-- begin ENTRIES SHOWN --

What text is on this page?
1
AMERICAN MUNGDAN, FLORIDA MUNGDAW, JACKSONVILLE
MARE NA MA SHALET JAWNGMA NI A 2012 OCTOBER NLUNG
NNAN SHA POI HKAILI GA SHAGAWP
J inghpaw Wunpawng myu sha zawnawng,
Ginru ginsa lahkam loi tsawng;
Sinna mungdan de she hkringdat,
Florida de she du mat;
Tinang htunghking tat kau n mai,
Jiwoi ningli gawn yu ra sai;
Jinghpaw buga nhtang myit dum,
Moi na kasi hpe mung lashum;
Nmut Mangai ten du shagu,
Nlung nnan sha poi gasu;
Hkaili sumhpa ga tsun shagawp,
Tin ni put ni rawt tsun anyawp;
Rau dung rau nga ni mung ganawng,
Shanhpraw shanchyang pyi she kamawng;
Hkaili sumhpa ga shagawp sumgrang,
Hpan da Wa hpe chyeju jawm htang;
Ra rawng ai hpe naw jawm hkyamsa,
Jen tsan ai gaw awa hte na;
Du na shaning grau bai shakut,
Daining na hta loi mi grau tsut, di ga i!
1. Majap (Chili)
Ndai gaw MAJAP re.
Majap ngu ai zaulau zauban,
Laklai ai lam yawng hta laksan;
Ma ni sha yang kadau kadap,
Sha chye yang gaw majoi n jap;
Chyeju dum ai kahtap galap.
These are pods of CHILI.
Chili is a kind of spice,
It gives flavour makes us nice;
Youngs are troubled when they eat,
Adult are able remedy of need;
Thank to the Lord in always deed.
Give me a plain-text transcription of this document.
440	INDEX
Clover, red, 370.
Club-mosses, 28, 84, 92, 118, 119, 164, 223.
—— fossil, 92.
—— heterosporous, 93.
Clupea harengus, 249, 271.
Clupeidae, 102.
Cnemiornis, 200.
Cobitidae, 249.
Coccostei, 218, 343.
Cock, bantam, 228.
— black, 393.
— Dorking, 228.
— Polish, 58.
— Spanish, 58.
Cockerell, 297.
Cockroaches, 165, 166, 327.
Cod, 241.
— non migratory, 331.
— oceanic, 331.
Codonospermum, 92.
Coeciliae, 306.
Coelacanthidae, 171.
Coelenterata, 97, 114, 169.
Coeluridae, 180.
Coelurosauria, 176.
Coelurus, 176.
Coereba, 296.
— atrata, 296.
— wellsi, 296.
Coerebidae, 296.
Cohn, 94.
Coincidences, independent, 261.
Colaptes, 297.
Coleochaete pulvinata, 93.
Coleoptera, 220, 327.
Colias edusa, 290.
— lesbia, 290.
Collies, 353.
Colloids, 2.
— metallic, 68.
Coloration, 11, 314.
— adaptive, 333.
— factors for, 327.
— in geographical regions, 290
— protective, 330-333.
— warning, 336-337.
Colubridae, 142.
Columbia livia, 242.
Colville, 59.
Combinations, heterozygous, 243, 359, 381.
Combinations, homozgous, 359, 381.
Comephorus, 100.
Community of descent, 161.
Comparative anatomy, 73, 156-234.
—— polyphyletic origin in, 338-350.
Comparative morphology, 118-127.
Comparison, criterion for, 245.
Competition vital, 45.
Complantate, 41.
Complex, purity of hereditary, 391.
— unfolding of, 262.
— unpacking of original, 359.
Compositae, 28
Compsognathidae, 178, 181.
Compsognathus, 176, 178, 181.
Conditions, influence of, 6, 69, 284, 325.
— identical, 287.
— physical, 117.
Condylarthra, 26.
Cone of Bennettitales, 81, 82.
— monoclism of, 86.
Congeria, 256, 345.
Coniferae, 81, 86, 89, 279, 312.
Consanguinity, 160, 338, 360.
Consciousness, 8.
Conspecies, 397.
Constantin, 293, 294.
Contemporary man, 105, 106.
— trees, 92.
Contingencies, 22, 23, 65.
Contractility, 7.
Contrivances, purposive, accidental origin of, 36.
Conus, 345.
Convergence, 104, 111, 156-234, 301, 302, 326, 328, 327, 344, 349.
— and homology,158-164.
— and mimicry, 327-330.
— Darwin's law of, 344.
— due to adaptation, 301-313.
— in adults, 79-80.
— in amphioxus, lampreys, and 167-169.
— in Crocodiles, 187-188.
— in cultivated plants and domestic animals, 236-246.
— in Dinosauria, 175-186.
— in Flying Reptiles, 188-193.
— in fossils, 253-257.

-- end ENTRIES SHOWN --

TASK INSTRUCTIONS: In the entries above, find each line with the word "tsun" and copy it.

TASK RESULT:
Hkaili sumhpa ga tsun shagawp,
Tin ni put ni rawt tsun anyawp;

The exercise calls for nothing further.